▸ **Provided records**
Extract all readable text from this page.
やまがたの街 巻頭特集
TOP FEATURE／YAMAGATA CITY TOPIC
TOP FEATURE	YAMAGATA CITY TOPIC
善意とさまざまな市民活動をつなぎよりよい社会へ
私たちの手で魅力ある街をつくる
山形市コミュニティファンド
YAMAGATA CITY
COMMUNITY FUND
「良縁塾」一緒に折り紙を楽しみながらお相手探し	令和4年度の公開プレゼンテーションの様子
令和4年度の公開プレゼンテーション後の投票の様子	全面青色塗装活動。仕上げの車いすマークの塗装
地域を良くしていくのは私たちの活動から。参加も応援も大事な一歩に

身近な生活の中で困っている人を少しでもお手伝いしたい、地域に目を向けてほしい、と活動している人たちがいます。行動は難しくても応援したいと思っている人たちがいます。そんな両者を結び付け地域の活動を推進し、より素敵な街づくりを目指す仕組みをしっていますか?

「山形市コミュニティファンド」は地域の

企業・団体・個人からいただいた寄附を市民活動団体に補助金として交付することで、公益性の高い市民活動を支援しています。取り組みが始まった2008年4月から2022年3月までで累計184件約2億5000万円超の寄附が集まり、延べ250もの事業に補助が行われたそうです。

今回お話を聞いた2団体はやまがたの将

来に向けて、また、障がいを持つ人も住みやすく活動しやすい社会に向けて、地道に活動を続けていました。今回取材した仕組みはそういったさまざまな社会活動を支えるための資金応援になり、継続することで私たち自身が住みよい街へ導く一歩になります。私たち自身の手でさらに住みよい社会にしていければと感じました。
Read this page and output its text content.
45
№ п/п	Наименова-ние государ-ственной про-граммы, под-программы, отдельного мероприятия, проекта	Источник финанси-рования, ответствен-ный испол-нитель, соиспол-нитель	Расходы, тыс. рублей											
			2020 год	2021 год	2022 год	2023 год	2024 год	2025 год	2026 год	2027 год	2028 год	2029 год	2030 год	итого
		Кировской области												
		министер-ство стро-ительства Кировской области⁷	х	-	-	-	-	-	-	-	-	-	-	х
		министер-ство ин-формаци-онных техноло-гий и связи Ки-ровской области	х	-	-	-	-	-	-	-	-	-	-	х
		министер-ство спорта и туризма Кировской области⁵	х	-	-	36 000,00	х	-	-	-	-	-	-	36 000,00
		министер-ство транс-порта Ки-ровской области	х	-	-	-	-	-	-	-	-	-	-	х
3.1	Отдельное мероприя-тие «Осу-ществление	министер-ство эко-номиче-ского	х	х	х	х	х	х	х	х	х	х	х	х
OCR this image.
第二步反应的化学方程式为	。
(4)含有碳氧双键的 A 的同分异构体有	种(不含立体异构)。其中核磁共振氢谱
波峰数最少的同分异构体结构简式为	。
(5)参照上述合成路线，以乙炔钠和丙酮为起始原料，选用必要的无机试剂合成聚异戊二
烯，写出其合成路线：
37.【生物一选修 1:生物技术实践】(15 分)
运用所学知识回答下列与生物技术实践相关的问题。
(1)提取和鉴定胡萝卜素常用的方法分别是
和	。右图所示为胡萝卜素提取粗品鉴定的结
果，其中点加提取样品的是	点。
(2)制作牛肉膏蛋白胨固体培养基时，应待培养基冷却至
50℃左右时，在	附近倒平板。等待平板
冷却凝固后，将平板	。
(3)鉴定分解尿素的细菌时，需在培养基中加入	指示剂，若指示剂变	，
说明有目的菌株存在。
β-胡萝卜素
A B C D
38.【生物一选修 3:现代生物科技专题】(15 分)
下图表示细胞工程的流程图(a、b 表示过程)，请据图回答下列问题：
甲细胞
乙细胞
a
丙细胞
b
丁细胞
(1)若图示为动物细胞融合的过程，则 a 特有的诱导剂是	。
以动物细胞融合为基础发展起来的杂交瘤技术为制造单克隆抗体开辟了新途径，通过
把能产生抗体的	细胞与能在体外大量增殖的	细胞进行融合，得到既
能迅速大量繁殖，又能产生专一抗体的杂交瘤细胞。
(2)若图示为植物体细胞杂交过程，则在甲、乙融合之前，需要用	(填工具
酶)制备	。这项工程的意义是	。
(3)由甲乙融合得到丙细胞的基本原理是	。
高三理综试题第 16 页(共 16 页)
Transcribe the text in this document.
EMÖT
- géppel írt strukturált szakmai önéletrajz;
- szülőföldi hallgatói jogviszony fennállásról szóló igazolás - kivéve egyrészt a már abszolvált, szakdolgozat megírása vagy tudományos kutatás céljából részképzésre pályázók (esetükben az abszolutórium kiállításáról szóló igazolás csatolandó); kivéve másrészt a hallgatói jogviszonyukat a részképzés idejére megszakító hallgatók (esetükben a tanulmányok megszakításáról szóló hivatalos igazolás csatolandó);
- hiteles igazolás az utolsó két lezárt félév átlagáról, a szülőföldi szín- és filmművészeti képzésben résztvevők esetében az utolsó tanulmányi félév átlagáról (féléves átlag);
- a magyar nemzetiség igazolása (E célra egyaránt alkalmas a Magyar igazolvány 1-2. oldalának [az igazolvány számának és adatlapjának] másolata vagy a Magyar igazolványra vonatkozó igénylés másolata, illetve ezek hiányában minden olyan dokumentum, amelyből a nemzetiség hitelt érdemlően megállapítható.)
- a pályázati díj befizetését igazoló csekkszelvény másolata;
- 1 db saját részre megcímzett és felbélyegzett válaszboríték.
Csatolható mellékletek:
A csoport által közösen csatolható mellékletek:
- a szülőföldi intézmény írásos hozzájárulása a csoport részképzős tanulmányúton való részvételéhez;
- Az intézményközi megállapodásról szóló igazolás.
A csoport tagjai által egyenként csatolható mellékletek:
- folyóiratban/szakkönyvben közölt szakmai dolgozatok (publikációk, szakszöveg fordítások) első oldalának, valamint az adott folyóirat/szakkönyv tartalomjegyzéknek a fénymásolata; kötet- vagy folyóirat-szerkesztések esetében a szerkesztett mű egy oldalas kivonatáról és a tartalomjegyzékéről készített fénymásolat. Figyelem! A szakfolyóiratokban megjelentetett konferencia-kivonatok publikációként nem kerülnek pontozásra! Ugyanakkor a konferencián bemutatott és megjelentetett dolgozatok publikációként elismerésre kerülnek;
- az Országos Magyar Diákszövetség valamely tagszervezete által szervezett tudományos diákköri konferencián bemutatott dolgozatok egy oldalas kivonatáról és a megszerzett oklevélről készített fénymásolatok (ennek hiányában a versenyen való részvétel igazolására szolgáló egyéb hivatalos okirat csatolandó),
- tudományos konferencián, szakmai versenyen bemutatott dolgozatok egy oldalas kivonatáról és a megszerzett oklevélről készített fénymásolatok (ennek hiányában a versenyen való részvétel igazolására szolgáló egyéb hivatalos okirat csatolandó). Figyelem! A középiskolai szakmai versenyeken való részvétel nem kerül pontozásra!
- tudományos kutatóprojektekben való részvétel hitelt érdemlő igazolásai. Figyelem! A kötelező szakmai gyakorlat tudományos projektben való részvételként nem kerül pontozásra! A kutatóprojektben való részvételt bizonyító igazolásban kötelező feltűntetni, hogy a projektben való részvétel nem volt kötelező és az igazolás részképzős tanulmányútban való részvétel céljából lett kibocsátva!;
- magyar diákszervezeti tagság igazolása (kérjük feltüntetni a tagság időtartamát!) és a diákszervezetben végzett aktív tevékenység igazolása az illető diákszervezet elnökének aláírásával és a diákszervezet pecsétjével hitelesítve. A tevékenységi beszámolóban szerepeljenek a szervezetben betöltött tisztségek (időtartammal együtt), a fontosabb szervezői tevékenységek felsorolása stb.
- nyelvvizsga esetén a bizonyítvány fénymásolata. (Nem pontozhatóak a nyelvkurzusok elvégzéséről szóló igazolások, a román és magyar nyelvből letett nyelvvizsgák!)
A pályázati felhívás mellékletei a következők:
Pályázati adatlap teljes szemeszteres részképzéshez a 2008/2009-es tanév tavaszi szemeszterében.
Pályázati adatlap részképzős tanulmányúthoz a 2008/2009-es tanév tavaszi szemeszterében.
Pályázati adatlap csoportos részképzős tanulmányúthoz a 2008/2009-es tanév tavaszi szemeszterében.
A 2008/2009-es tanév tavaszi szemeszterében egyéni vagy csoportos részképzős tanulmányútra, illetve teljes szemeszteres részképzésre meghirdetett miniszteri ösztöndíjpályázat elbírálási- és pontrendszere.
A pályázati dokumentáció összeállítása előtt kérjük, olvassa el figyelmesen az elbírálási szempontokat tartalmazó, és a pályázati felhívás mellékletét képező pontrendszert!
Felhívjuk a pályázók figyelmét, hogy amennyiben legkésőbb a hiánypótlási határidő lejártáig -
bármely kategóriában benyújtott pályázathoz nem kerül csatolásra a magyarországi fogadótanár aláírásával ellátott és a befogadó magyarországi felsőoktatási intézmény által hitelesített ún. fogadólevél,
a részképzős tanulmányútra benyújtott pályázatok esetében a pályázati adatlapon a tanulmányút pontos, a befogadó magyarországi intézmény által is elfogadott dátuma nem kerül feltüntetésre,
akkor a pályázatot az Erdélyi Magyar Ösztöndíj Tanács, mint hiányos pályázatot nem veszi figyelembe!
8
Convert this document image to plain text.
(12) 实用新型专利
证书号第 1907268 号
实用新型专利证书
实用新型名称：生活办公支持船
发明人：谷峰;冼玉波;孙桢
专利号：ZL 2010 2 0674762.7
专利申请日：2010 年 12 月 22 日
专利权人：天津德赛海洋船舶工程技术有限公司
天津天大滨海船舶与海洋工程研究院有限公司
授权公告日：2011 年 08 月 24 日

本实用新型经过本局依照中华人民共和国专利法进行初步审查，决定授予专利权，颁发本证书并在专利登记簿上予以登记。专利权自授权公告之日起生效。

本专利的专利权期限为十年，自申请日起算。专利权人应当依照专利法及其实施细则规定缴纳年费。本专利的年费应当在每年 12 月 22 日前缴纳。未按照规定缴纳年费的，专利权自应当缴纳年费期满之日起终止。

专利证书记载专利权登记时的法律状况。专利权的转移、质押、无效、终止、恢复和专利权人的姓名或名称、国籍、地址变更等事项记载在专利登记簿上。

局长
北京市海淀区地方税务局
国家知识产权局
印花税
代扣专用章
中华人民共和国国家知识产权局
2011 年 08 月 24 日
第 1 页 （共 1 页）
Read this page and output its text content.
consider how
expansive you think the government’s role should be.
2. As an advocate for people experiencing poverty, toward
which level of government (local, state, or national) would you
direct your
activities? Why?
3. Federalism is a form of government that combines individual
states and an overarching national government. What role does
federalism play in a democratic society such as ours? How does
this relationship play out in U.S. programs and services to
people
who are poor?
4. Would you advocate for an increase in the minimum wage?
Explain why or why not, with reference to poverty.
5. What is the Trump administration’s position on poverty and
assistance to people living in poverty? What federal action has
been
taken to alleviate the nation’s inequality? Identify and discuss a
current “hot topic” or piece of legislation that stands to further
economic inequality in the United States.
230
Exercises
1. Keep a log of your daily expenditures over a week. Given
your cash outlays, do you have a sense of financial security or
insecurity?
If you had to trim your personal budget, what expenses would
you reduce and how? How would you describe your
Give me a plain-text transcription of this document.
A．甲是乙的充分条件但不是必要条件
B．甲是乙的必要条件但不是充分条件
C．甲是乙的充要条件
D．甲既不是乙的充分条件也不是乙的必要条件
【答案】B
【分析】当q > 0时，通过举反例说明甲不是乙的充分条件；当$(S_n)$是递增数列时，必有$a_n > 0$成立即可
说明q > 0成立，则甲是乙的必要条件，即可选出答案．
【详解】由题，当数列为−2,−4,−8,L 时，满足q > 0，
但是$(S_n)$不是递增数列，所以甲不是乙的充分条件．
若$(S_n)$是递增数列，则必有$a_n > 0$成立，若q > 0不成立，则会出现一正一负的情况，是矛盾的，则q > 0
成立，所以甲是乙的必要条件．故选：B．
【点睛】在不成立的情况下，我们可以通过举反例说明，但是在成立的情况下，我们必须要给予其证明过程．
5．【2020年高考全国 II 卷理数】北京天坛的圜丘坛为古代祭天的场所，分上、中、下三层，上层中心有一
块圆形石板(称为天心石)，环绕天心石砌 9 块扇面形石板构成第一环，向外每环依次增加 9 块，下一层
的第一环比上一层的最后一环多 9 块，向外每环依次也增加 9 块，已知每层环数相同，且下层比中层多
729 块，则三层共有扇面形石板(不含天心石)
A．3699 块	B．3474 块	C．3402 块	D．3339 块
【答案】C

▸ **Task brief**
Looking at the records above, say how many lines hold the string "Кировской". Write nothing but the number.

▸ **Full response**
3